>> start Listed records

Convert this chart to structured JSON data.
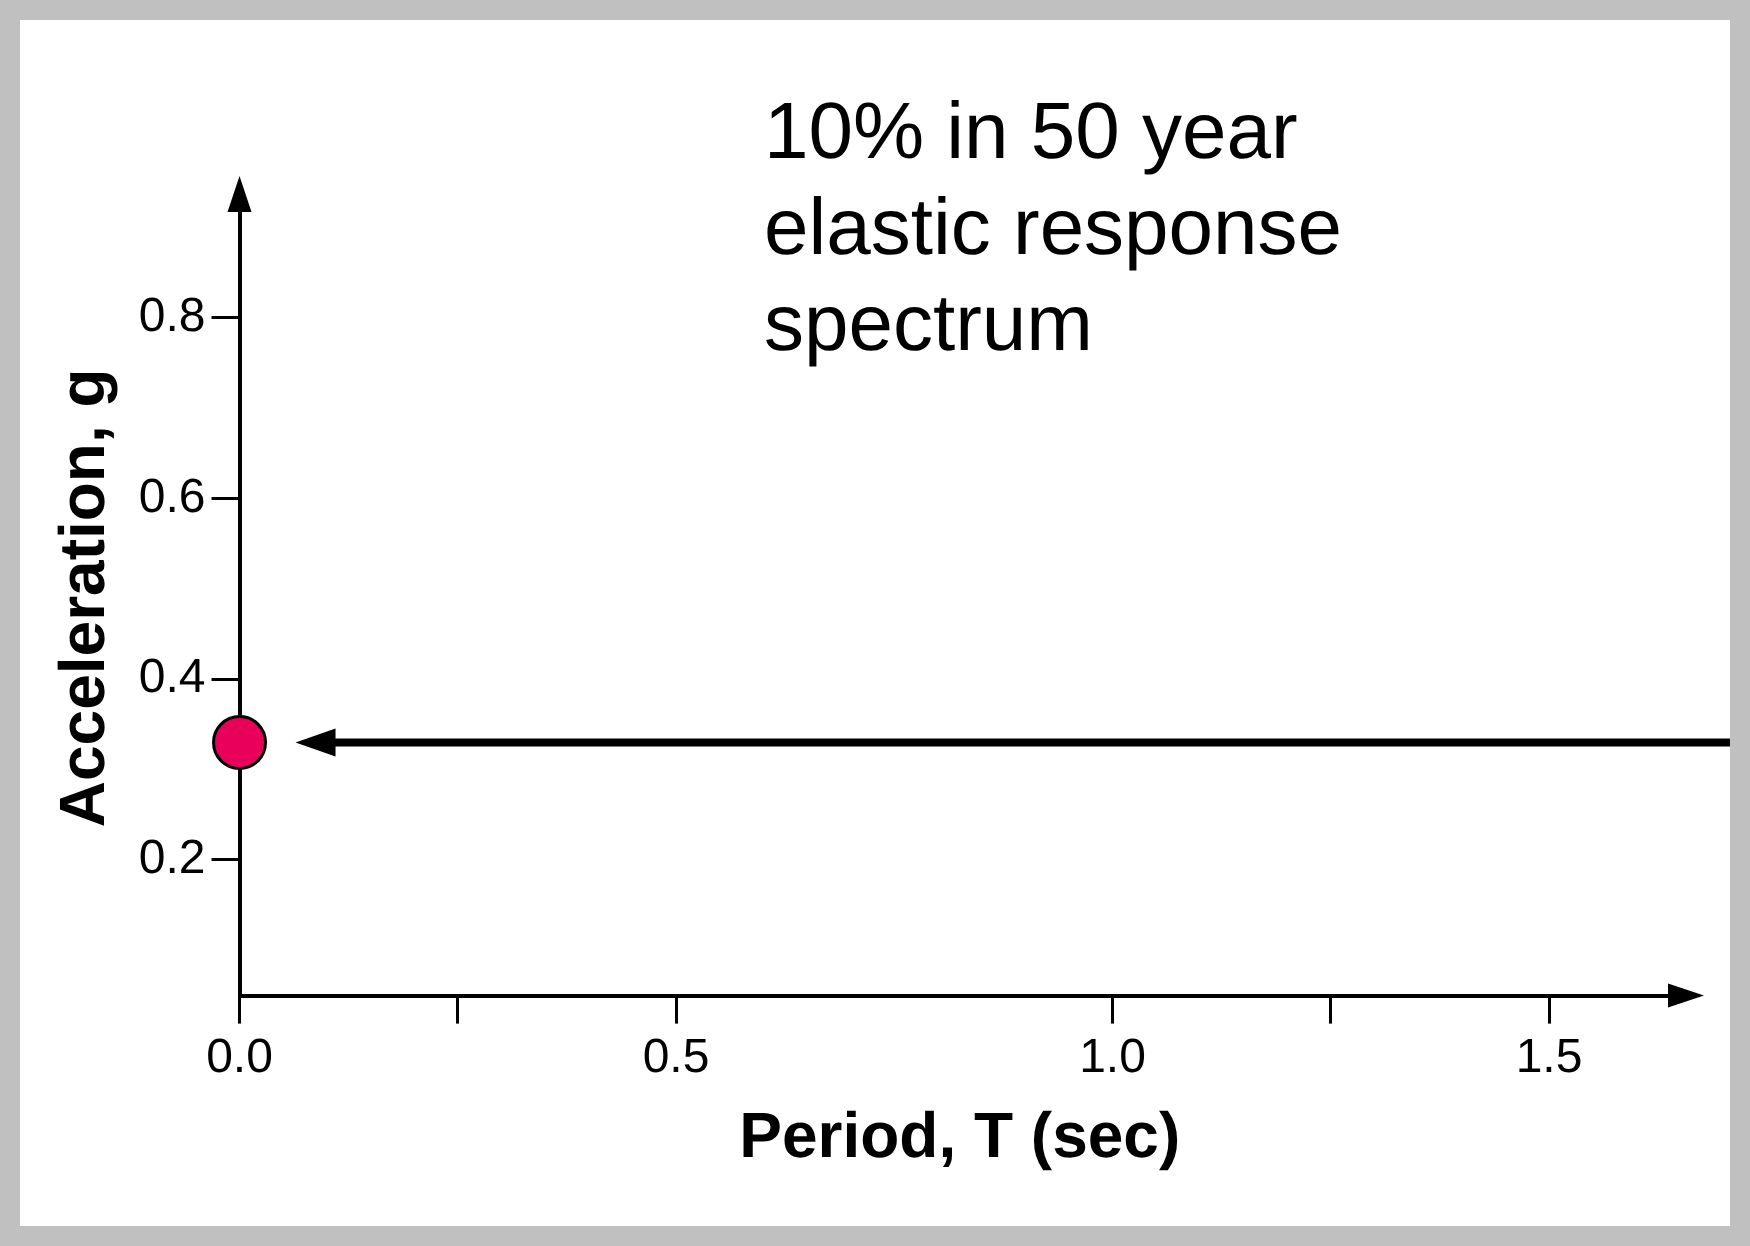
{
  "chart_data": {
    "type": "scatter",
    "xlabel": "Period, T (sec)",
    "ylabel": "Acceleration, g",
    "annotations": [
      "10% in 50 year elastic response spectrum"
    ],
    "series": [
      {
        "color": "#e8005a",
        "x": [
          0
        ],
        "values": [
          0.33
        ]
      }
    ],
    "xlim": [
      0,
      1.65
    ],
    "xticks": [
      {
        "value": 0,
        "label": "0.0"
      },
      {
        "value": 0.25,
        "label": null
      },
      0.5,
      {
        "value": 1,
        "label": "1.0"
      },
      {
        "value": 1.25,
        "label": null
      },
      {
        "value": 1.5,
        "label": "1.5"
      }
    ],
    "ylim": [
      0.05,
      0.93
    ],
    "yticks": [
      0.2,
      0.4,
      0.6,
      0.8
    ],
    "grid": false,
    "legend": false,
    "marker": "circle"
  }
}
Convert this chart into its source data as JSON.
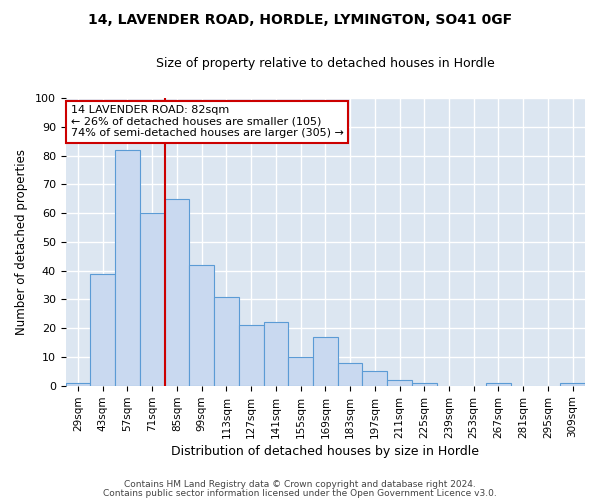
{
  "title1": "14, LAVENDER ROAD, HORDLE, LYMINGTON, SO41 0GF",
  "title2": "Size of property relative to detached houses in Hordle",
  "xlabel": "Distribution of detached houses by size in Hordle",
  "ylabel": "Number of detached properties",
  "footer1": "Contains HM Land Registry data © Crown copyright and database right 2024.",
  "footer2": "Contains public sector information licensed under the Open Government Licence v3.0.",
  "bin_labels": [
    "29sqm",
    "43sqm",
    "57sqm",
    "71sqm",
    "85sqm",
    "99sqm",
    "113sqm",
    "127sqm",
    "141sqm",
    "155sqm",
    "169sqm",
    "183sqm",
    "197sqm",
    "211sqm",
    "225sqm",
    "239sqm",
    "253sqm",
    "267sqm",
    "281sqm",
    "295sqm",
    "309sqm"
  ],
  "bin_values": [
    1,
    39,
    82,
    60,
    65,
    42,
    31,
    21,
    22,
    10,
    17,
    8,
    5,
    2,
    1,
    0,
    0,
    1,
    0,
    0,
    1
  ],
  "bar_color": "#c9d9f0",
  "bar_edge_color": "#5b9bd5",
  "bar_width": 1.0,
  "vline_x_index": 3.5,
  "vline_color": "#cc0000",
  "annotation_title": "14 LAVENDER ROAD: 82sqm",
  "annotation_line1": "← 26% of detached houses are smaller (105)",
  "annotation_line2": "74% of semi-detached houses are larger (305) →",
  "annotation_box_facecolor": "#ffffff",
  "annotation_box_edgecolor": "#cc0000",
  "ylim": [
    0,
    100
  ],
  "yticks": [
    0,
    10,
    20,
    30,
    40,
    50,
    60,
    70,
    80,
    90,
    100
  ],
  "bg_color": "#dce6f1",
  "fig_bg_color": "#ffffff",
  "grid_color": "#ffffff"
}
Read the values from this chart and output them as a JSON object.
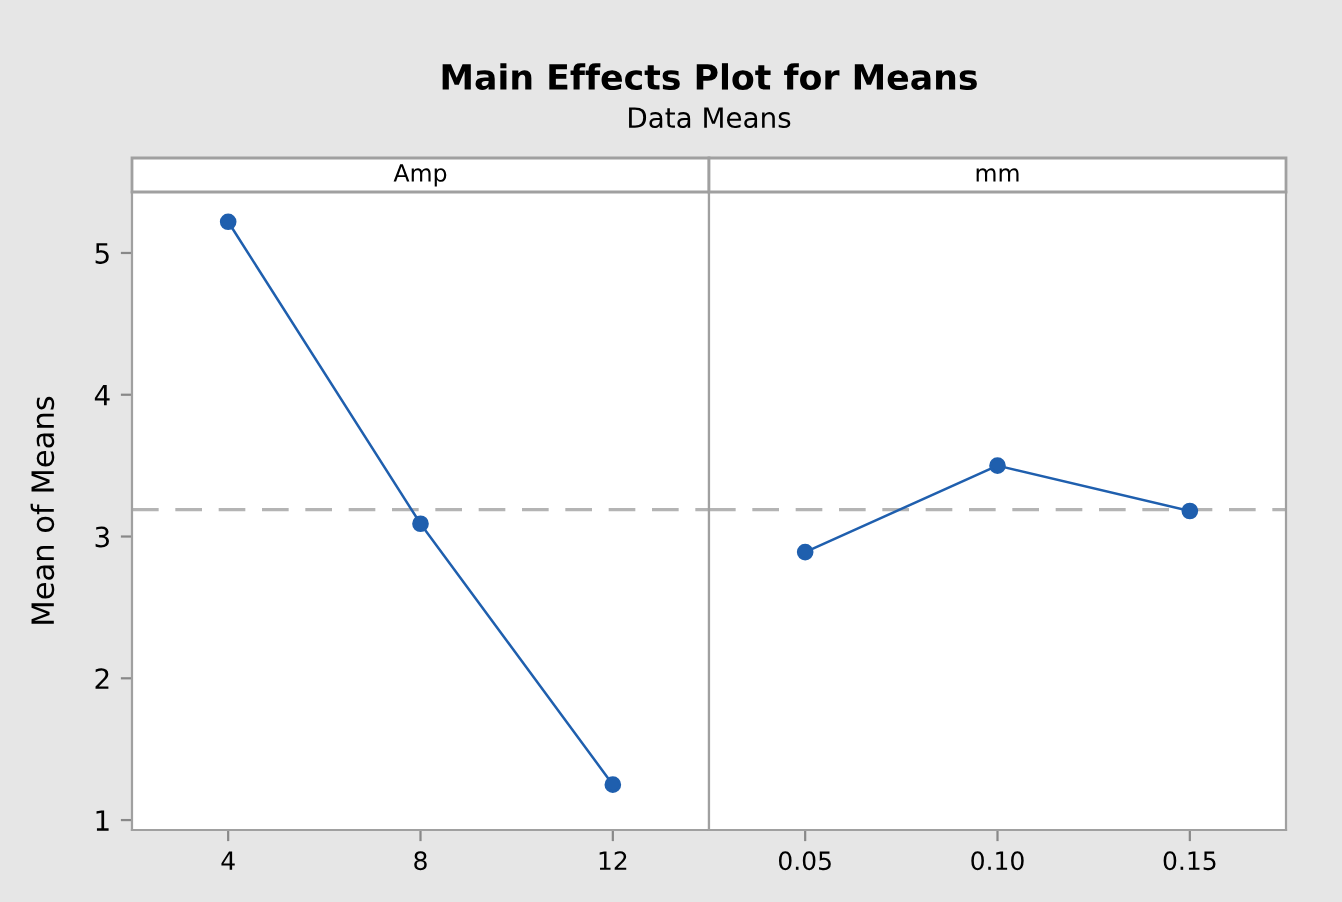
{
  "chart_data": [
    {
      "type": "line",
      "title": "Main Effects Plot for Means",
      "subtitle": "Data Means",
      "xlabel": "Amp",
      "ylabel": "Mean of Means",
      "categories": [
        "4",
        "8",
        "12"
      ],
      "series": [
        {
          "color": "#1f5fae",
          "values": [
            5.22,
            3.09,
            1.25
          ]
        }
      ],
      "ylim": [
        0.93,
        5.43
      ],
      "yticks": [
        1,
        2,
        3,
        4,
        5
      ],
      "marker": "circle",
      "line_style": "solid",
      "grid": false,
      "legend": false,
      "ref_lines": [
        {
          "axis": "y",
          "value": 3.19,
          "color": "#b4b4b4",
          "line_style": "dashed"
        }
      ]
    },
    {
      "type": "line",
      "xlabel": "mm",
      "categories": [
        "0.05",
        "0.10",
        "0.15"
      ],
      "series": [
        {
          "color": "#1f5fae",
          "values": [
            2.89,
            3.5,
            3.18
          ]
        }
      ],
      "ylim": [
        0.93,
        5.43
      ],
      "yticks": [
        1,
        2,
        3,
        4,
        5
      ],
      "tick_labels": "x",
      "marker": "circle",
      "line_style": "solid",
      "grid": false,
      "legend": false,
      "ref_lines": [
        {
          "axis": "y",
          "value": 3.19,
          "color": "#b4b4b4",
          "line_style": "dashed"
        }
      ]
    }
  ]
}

>> end Listed records

* _Task directions_
Among the lines of the material, find those that hold the word "detached" and copy them.

* _Response to this exercise_
  "title2": "Size of property relative to detached houses in Hordle",
  "xlabel": "Distribution of detached houses by size in Hordle",
  "ylabel": "Number of detached properties",
  "annotation_line1": "← 26% of detached houses are smaller (105)",
  "annotation_line2": "74% of semi-detached houses are larger (305) →",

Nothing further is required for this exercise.